[To do] In every one of the items below, replace "staticText" with "textLabel" and reproduce the lines with nothing else changed. Leave out the pictures.

Rows from a layout dataset
● ● ●

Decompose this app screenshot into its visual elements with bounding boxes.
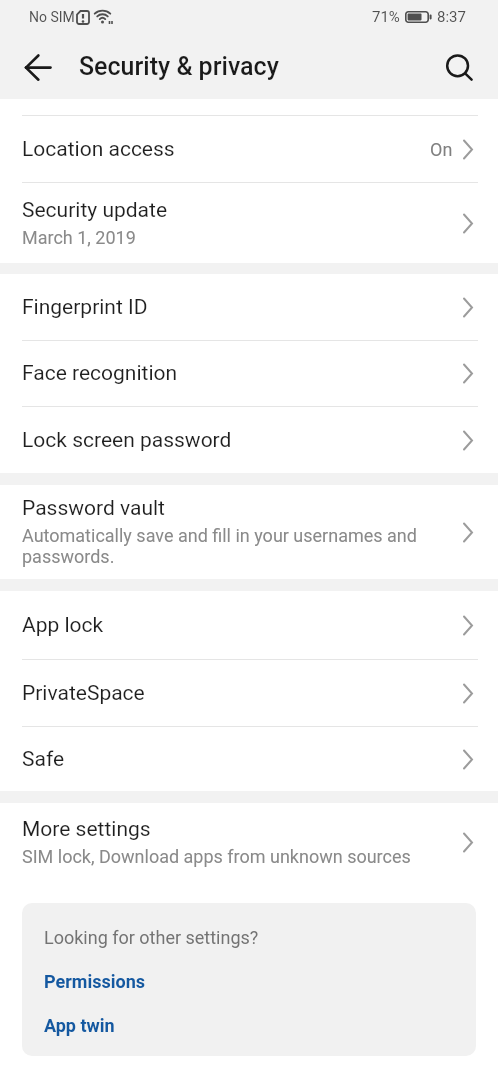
staticText: Security update (22, 198, 168, 223)
staticText: March 1, 2019 (22, 227, 136, 248)
button[interactable]: Location access (0, 116, 498, 182)
staticText: App lock (22, 613, 104, 638)
staticText: Location access (22, 137, 175, 162)
button[interactable] (0, 34, 56, 99)
button[interactable]: Safe (0, 727, 498, 791)
button[interactable]: App lock (0, 591, 498, 659)
button[interactable] (436, 34, 498, 99)
button[interactable]: App twin (44, 1015, 115, 1036)
staticText: SIM lock, Download apps from unknown sou… (22, 846, 411, 867)
button[interactable]: More settings (0, 803, 498, 881)
staticText: 8:37 (437, 8, 466, 26)
staticText: More settings (22, 817, 151, 842)
staticText: App twin (44, 1015, 115, 1036)
staticText: Password vault (22, 496, 165, 521)
staticText: PrivateSpace (22, 681, 145, 706)
button[interactable]: Security update (0, 183, 498, 263)
staticText: No SIM (29, 9, 75, 25)
staticText: Looking for other settings? (44, 927, 259, 948)
button[interactable]: PrivateSpace (0, 660, 498, 726)
button[interactable]: Permissions (44, 971, 145, 992)
staticText: Face recognition (22, 361, 178, 386)
staticText: Lock screen password (22, 428, 232, 453)
staticText: Automatically save and fill in your user… (22, 525, 417, 568)
staticText: Security & privacy (79, 52, 279, 81)
staticText: 71% (372, 8, 400, 26)
button[interactable]: Password vault (0, 485, 498, 579)
staticText: Fingerprint ID (22, 295, 148, 320)
button[interactable]: Lock screen password (0, 407, 498, 473)
button[interactable]: Fingerprint ID (0, 274, 498, 340)
staticText: Safe (22, 747, 65, 772)
staticText: On (430, 139, 453, 160)
button[interactable]: Face recognition (0, 341, 498, 406)
staticText: Permissions (44, 971, 145, 992)
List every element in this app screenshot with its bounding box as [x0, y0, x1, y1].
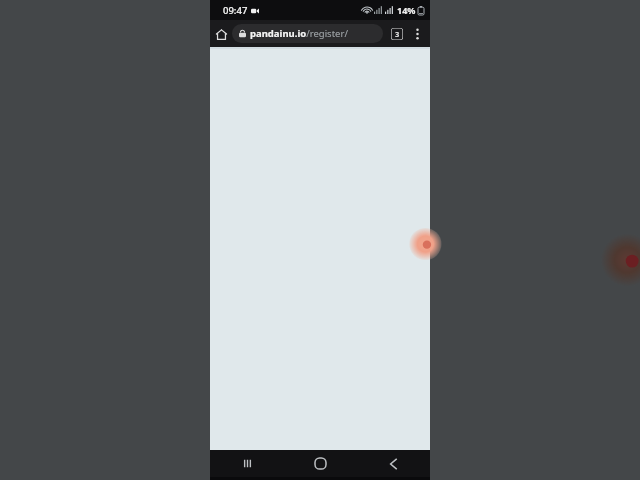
staticText: pandainu.io/register/Qx24e8 [250, 27, 376, 40]
staticText: 3 [395, 29, 400, 39]
staticText: 09:47 [223, 4, 248, 17]
button[interactable]: pandainu.io/register/Qx24e8 [232, 24, 383, 43]
button[interactable]: Tabs, 3 open [386, 23, 407, 44]
button[interactable]: More options [407, 23, 428, 44]
button[interactable]: Back [357, 450, 430, 477]
button[interactable]: Recent apps [210, 450, 284, 477]
button[interactable]: Home [210, 23, 232, 45]
button[interactable]: Home [284, 450, 357, 477]
staticText: 14% [397, 4, 416, 16]
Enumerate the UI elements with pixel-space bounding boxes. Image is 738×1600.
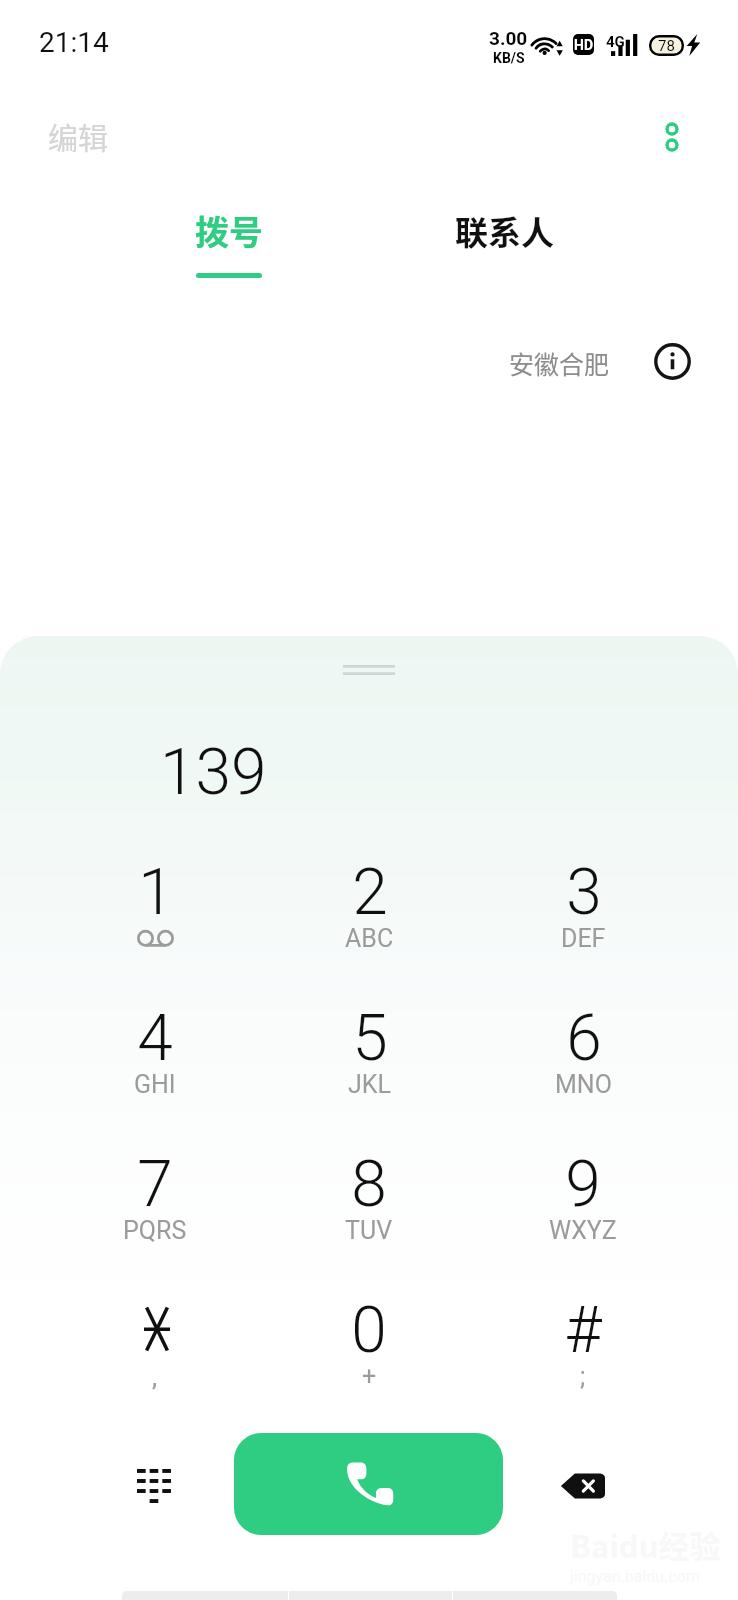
button[interactable]: 6: [476, 986, 690, 1132]
staticText: 3: [566, 855, 602, 930]
button[interactable]: 2: [262, 840, 476, 986]
button[interactable]: ,: [48, 1278, 262, 1424]
staticText: Baidu经验: [570, 1522, 721, 1567]
staticText: 编辑: [48, 114, 108, 157]
staticText: 6: [566, 1001, 602, 1076]
staticText: +: [362, 1362, 377, 1391]
staticText: ABC: [345, 924, 394, 953]
staticText: 8: [351, 1147, 387, 1222]
button[interactable]: Hide keypad: [119, 1451, 189, 1521]
button[interactable]: Backspace: [547, 1451, 617, 1521]
staticText: TUV: [345, 1216, 393, 1245]
button[interactable]: 4: [48, 986, 262, 1132]
staticText: 1: [138, 855, 174, 930]
staticText: 0: [351, 1293, 387, 1368]
staticText: 139: [160, 735, 267, 810]
staticText: ;: [580, 1362, 586, 1391]
button[interactable]: 联系人: [437, 199, 572, 263]
staticText: 4G: [606, 33, 625, 51]
staticText: 2: [352, 855, 388, 930]
staticText: #: [564, 1293, 602, 1368]
staticText: 7: [137, 1147, 173, 1222]
staticText: HD: [574, 37, 593, 53]
button[interactable]: Info: [645, 334, 700, 389]
button[interactable]: 编辑: [24, 106, 132, 165]
button[interactable]: 拨号: [177, 198, 281, 286]
staticText: 9: [565, 1147, 601, 1222]
staticText: 5: [352, 1001, 388, 1076]
staticText: 3.00: [489, 27, 528, 49]
button[interactable]: 3: [476, 840, 690, 986]
button[interactable]: 9: [476, 1132, 690, 1278]
staticText: PQRS: [123, 1216, 187, 1245]
staticText: DEF: [561, 924, 606, 953]
staticText: 拨号: [195, 206, 263, 255]
button[interactable]: 5: [262, 986, 476, 1132]
staticText: MNO: [555, 1070, 612, 1099]
staticText: GHI: [134, 1070, 176, 1099]
staticText: KB/S: [493, 50, 525, 66]
staticText: 联系人: [455, 207, 554, 255]
staticText: 4: [137, 1001, 173, 1076]
button[interactable]: 8: [262, 1132, 476, 1278]
button[interactable]: Call: [234, 1433, 503, 1535]
button[interactable]: More options: [642, 107, 702, 167]
staticText: ,: [152, 1362, 158, 1392]
button[interactable]: 7: [48, 1132, 262, 1278]
button[interactable]: 1: [48, 840, 262, 986]
staticText: 21:14: [39, 26, 109, 59]
staticText: WXYZ: [549, 1216, 617, 1245]
button[interactable]: 0: [262, 1278, 476, 1424]
staticText: 78: [658, 37, 675, 55]
staticText: 安徽合肥: [509, 345, 610, 381]
staticText: JKL: [348, 1070, 391, 1099]
button[interactable]: #: [476, 1278, 690, 1424]
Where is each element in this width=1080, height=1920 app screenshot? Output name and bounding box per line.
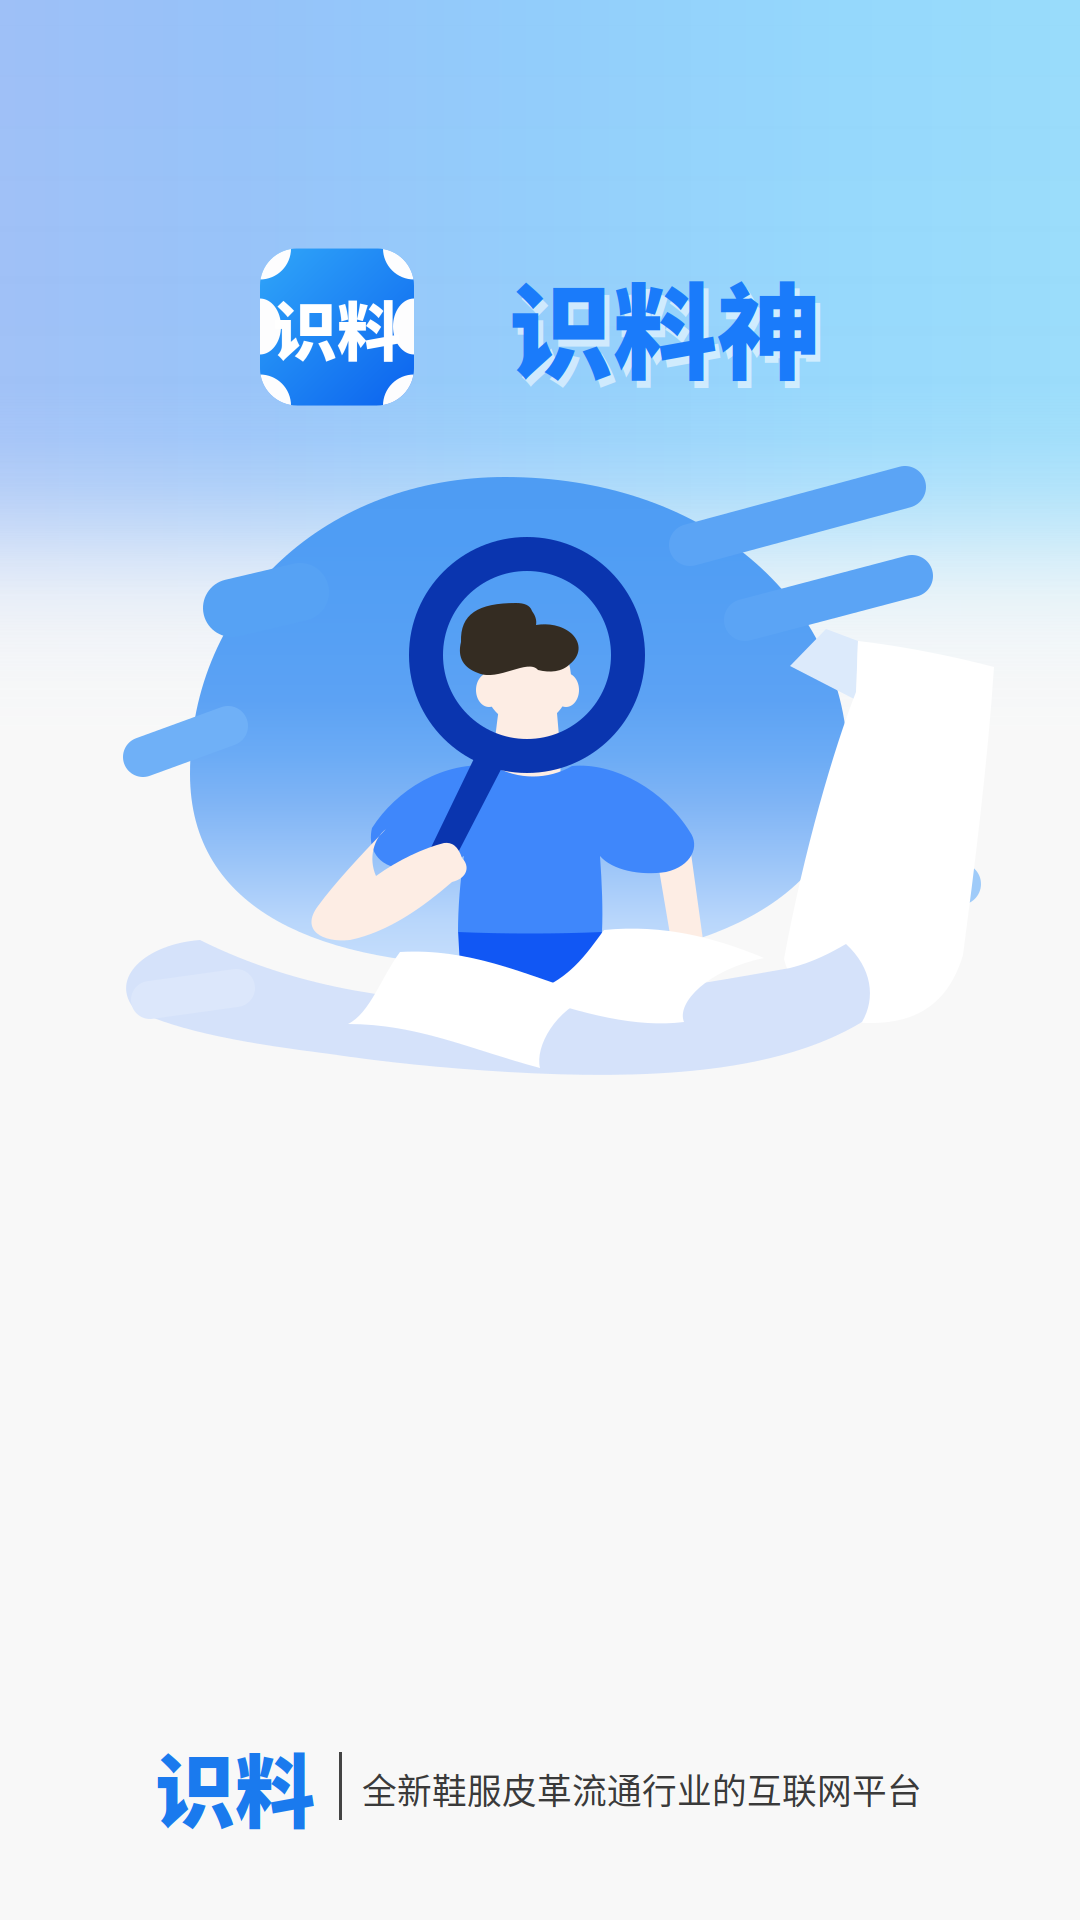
staticText: 识料 <box>155 1728 315 1844</box>
staticText: 全新鞋服皮革流通行业的互联网平台 <box>362 1764 922 1814</box>
staticText: 识料 <box>273 281 401 373</box>
staticText: 识料神 <box>509 251 821 401</box>
staticText: 识料神 <box>514 258 826 408</box>
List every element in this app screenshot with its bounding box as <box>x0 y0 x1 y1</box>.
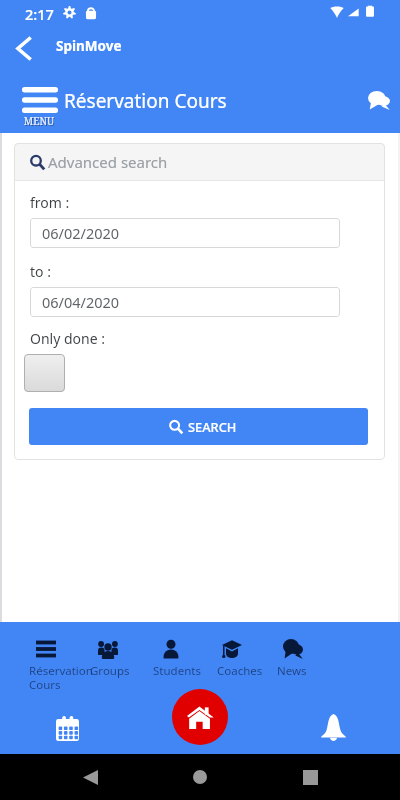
button[interactable]: Back <box>70 757 110 797</box>
button[interactable]: 06/02/2020 <box>30 218 340 248</box>
button[interactable]: Menu <box>18 87 58 127</box>
staticText: Only done : <box>30 329 105 348</box>
staticText: SpinMove <box>56 37 122 55</box>
button[interactable]: Home <box>180 757 220 797</box>
button[interactable] <box>77 622 139 682</box>
staticText: Advanced search <box>48 152 168 172</box>
button[interactable]: Back <box>6 30 42 66</box>
button[interactable]: Advanced search <box>14 143 385 180</box>
button[interactable]: Only done checkbox <box>24 354 65 392</box>
button[interactable]: Calendar <box>45 706 90 751</box>
button[interactable]: Notifications <box>311 705 356 750</box>
button[interactable] <box>15 622 77 682</box>
button[interactable]: Home <box>172 689 228 745</box>
staticText: MENU <box>21 114 57 128</box>
button[interactable]: Messages <box>359 80 399 120</box>
staticText: Réservation Cours <box>64 88 227 114</box>
staticText: 06/02/2020 <box>42 223 120 243</box>
staticText: to : <box>30 262 51 281</box>
staticText: Cours <box>29 677 61 693</box>
staticText: MENU <box>22 115 58 129</box>
staticText: from : <box>30 193 70 212</box>
staticText: 06/04/2020 <box>42 292 120 312</box>
staticText: Réservation <box>29 663 93 679</box>
staticText: News <box>277 663 307 679</box>
staticText: SEARCH <box>188 418 237 435</box>
staticText: 2:17 <box>25 4 54 24</box>
button[interactable]: Recents <box>290 757 330 797</box>
button[interactable] <box>140 622 202 682</box>
button[interactable]: SEARCH <box>29 408 368 445</box>
button[interactable] <box>201 622 263 682</box>
staticText: Students <box>153 663 201 679</box>
staticText: Coaches <box>217 663 263 679</box>
button[interactable] <box>262 622 324 682</box>
staticText: Groups <box>90 663 130 679</box>
button[interactable]: 06/04/2020 <box>30 287 340 317</box>
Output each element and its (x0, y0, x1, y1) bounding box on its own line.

● ● ●

[Answer below]
Decompose this app screenshot into its visual elements with bounding boxes.
textLabel: Security update (22, 198, 168, 223)
textLabel: March 1, 2019 (22, 227, 136, 248)
button[interactable]: Location access (0, 116, 498, 182)
textLabel: App lock (22, 613, 104, 638)
textLabel: Location access (22, 137, 175, 162)
button[interactable] (0, 34, 56, 99)
button[interactable]: Safe (0, 727, 498, 791)
button[interactable]: App lock (0, 591, 498, 659)
button[interactable] (436, 34, 498, 99)
button[interactable]: App twin (44, 1015, 115, 1036)
textLabel: SIM lock, Download apps from unknown sou… (22, 846, 411, 867)
button[interactable]: More settings (0, 803, 498, 881)
textLabel: 8:37 (437, 8, 466, 26)
textLabel: More settings (22, 817, 151, 842)
textLabel: App twin (44, 1015, 115, 1036)
textLabel: Password vault (22, 496, 165, 521)
textLabel: PrivateSpace (22, 681, 145, 706)
button[interactable]: Security update (0, 183, 498, 263)
textLabel: No SIM (29, 9, 75, 25)
textLabel: Looking for other settings? (44, 927, 259, 948)
button[interactable]: PrivateSpace (0, 660, 498, 726)
button[interactable]: Permissions (44, 971, 145, 992)
textLabel: Face recognition (22, 361, 178, 386)
textLabel: Lock screen password (22, 428, 232, 453)
textLabel: Automatically save and fill in your user… (22, 525, 417, 568)
textLabel: Security & privacy (79, 52, 279, 81)
textLabel: 71% (372, 8, 400, 26)
button[interactable]: Password vault (0, 485, 498, 579)
textLabel: Fingerprint ID (22, 295, 148, 320)
button[interactable]: Lock screen password (0, 407, 498, 473)
button[interactable]: Fingerprint ID (0, 274, 498, 340)
textLabel: Safe (22, 747, 65, 772)
textLabel: On (430, 139, 453, 160)
button[interactable]: Face recognition (0, 341, 498, 406)
textLabel: Permissions (44, 971, 145, 992)
List every element in this app screenshot with its bounding box as [x0, y0, x1, y1].
textLabel: pandainu.io/register/Qx24e8 [250, 27, 376, 40]
textLabel: 3 [395, 29, 400, 39]
textLabel: 09:47 [223, 4, 248, 17]
button[interactable]: pandainu.io/register/Qx24e8 [232, 24, 383, 43]
button[interactable]: Tabs, 3 open [386, 23, 407, 44]
button[interactable]: More options [407, 23, 428, 44]
button[interactable]: Back [357, 450, 430, 477]
button[interactable]: Recent apps [210, 450, 284, 477]
button[interactable]: Home [210, 23, 232, 45]
button[interactable]: Home [284, 450, 357, 477]
textLabel: 14% [397, 4, 416, 16]
Enumerate the UI elements with pixel-space bounding boxes. Image is 738×1600.
button[interactable]: 6: [476, 986, 690, 1132]
textLabel: 3: [566, 855, 602, 930]
button[interactable]: 2: [262, 840, 476, 986]
button[interactable]: ,: [48, 1278, 262, 1424]
textLabel: Baidu经验: [570, 1522, 721, 1567]
textLabel: 编辑: [48, 114, 108, 157]
textLabel: 6: [566, 1001, 602, 1076]
textLabel: +: [362, 1362, 377, 1391]
textLabel: ABC: [345, 924, 394, 953]
textLabel: 8: [351, 1147, 387, 1222]
button[interactable]: Hide keypad: [119, 1451, 189, 1521]
button[interactable]: Backspace: [547, 1451, 617, 1521]
textLabel: TUV: [345, 1216, 393, 1245]
button[interactable]: 4: [48, 986, 262, 1132]
textLabel: 1: [138, 855, 174, 930]
textLabel: 0: [351, 1293, 387, 1368]
textLabel: 139: [160, 735, 267, 810]
textLabel: ;: [580, 1362, 586, 1391]
button[interactable]: 联系人: [437, 199, 572, 263]
textLabel: 4G: [606, 33, 625, 51]
textLabel: 2: [352, 855, 388, 930]
textLabel: #: [564, 1293, 602, 1368]
textLabel: 7: [137, 1147, 173, 1222]
textLabel: HD: [574, 37, 593, 53]
button[interactable]: Info: [645, 334, 700, 389]
button[interactable]: 编辑: [24, 106, 132, 165]
button[interactable]: 拨号: [177, 198, 281, 286]
textLabel: 9: [565, 1147, 601, 1222]
textLabel: 5: [352, 1001, 388, 1076]
textLabel: 3.00: [489, 27, 528, 49]
button[interactable]: 3: [476, 840, 690, 986]
button[interactable]: 9: [476, 1132, 690, 1278]
textLabel: PQRS: [123, 1216, 187, 1245]
textLabel: DEF: [561, 924, 606, 953]
textLabel: 拨号: [195, 206, 263, 255]
button[interactable]: 5: [262, 986, 476, 1132]
textLabel: MNO: [555, 1070, 612, 1099]
textLabel: GHI: [134, 1070, 176, 1099]
textLabel: KB/S: [493, 50, 525, 66]
textLabel: 联系人: [455, 207, 554, 255]
textLabel: 4: [137, 1001, 173, 1076]
button[interactable]: 8: [262, 1132, 476, 1278]
button[interactable]: Call: [234, 1433, 503, 1535]
button[interactable]: More options: [642, 107, 702, 167]
textLabel: ,: [152, 1362, 158, 1392]
button[interactable]: 7: [48, 1132, 262, 1278]
button[interactable]: 1: [48, 840, 262, 986]
textLabel: 21:14: [39, 26, 109, 59]
textLabel: WXYZ: [549, 1216, 617, 1245]
button[interactable]: 0: [262, 1278, 476, 1424]
textLabel: 78: [658, 37, 675, 55]
textLabel: 安徽合肥: [509, 345, 610, 381]
textLabel: JKL: [348, 1070, 391, 1099]
button[interactable]: #: [476, 1278, 690, 1424]
Where is each element in this width=1080, height=1920 app screenshot? Output name and bounding box per line.
textLabel: 识料 <box>155 1728 315 1844</box>
textLabel: 全新鞋服皮革流通行业的互联网平台 <box>362 1764 922 1814</box>
textLabel: 识料 <box>273 281 401 373</box>
textLabel: 识料神 <box>509 251 821 401</box>
textLabel: 识料神 <box>514 258 826 408</box>
List every element in this app screenshot with its bounding box as <box>x0 y0 x1 y1</box>.
button[interactable]: Back <box>70 757 110 797</box>
button[interactable]: 06/02/2020 <box>30 218 340 248</box>
button[interactable]: Menu <box>18 87 58 127</box>
textLabel: Only done : <box>30 329 105 348</box>
textLabel: SpinMove <box>56 37 122 55</box>
button[interactable]: Home <box>180 757 220 797</box>
button[interactable] <box>77 622 139 682</box>
textLabel: Advanced search <box>48 152 168 172</box>
button[interactable]: Back <box>6 30 42 66</box>
button[interactable]: Advanced search <box>14 143 385 180</box>
button[interactable]: Only done checkbox <box>24 354 65 392</box>
button[interactable]: Calendar <box>45 706 90 751</box>
button[interactable]: Notifications <box>311 705 356 750</box>
button[interactable] <box>15 622 77 682</box>
button[interactable]: Home <box>172 689 228 745</box>
textLabel: MENU <box>21 114 57 128</box>
button[interactable]: Messages <box>359 80 399 120</box>
textLabel: Réservation Cours <box>64 88 227 114</box>
textLabel: 06/02/2020 <box>42 223 120 243</box>
textLabel: to : <box>30 262 51 281</box>
textLabel: Cours <box>29 677 61 693</box>
textLabel: MENU <box>22 115 58 129</box>
textLabel: from : <box>30 193 70 212</box>
textLabel: 06/04/2020 <box>42 292 120 312</box>
textLabel: Réservation <box>29 663 93 679</box>
textLabel: News <box>277 663 307 679</box>
textLabel: SEARCH <box>188 418 237 435</box>
textLabel: 2:17 <box>25 4 54 24</box>
button[interactable]: Recents <box>290 757 330 797</box>
button[interactable] <box>140 622 202 682</box>
button[interactable]: SEARCH <box>29 408 368 445</box>
button[interactable] <box>201 622 263 682</box>
textLabel: Students <box>153 663 201 679</box>
textLabel: Coaches <box>217 663 263 679</box>
button[interactable] <box>262 622 324 682</box>
textLabel: Groups <box>90 663 130 679</box>
button[interactable]: 06/04/2020 <box>30 287 340 317</box>
Output each element and its (x0, y0, x1, y1) bounding box on its own line.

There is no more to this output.